+++ ПРЕДЛОЖЕННЫЙ ТЕКСТ +++
Зато каждое крупное фантастическое произведение Ефремова становилось сенсацией. Громом среди ясного дня прозвучала «Туманность Андромеды», после «Туманности Андромеды» никто не ожидал «Лезвия бритвы», и совершеннейшим сюрпризом был «Час Быка». Но нащупать внутреннюю логику этих неожиданностей не так уж трудно, как бы ни расходились программные заявления писателя с некоторыми идеями его романов. Вне споров: он был преданным сторонником социализма. Но Ефремов был еще и крупным ученым, эрудированным и мыслящим человеком, а потому вряд ли его могли удовлетворить незамысловатые пропагандистские штампы. И когда он начинал создавать идеальные миры, то его перо выводило не то, чего ждали от создателя нового коммунистического манифеста.
Автор зарубежной монографии о советской фантастике Е. Геллер («Вселенная за пределом догмы», Лондон, 1985 г.) считает, что кардинальные разногласия Ефремова с официальной доктриной проявили себя уже в дилогии о Древнем Египте «На краю Ойкумены» (1949, 1953 гг.), и даже находит в персонажах «Путешествия Баурджеда» прямые параллели с советскими временами: «…в образе мудреца Джосера можно угадать Ленина, а в его помощниках, жрецах Тота, бога науки, знания и искусства, — старых большевиков… Заметая следы, писатель наделяет жрецов Тота отдельными отрицательными чертами, но то и дело в повести проскальзывают нотки симпатии к ним. И очевидна ненависть писателя к жрецам Ра… презирающим знания, злоупотребляющим безграничной властью. Это — переодетые приспешники Сталина…»
Хм, «заметая следы…» Заметать следы сподручно конспиратору-заговорщику. Если принять толкование Геллера, то это означает, что перед нами тонкий иносказательный памфлет, где Египет такая же условность, как Марс в рассказах Брэдбери. В этом случае более вызывающего произведения антисталинистской направленности не сыскать в отечественной литературе тех лет. Как же это мы проглядели, ведь Ивана Антоновича стоило бы объявить родоначальником диссидентского движения.
+++
ЗАДАНИЕ 1: Перечислите все произведения Ефремова, названные в тексте о его творчестве.
Текст и записи между собой никак не связаны.
+++ ИСХОДНЫЕ ДАННЫЕ +++
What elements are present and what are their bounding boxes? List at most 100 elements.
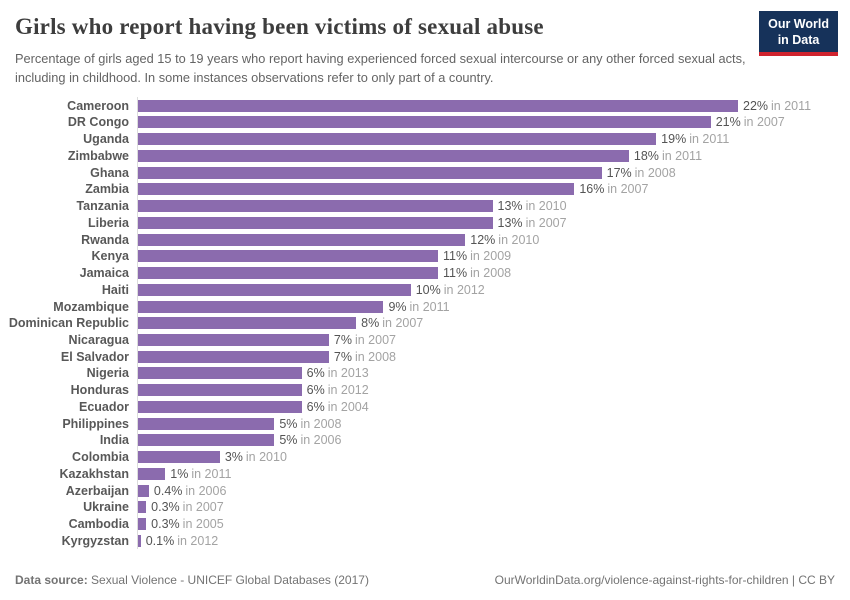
+++
+++ ИСХОДНЫЕ ДАННЫЕ +++
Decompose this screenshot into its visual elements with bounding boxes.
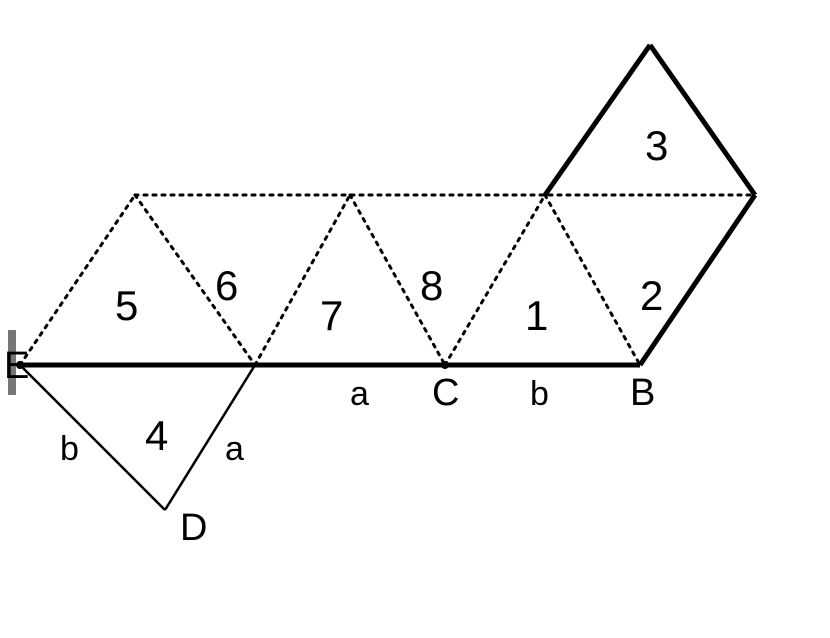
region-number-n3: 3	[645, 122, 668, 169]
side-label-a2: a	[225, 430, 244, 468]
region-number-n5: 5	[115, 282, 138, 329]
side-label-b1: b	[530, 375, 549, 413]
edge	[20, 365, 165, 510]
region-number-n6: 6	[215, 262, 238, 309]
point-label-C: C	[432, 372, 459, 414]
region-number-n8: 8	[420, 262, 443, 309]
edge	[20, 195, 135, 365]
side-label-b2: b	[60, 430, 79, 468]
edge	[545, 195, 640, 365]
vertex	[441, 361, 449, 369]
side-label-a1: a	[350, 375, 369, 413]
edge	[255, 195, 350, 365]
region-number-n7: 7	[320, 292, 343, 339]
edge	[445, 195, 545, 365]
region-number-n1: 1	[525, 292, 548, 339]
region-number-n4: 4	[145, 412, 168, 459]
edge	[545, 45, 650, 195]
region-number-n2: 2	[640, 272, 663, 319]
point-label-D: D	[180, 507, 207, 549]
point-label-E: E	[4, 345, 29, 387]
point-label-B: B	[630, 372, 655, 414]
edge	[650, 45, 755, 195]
+++
ЗАДАНИЕ 2: Укажите все строки записей, в которых встречается строка «bounding», с учетом регистра, и перепишите каждую целиком.

ВЕРНЫЙ РЕЗУЛЬТАТ 1: «Туманность Андромеды», «Лезвие бритвы», «Час Быка», «На краю Ойкумены», «Путешествие Баурджеда»

ВЕРНЫЙ РЕЗУЛЬТАТ 2:
What elements are present and what are their bounding boxes? List at most 100 elements.
Decompose this screenshot into its visual elements with bounding boxes.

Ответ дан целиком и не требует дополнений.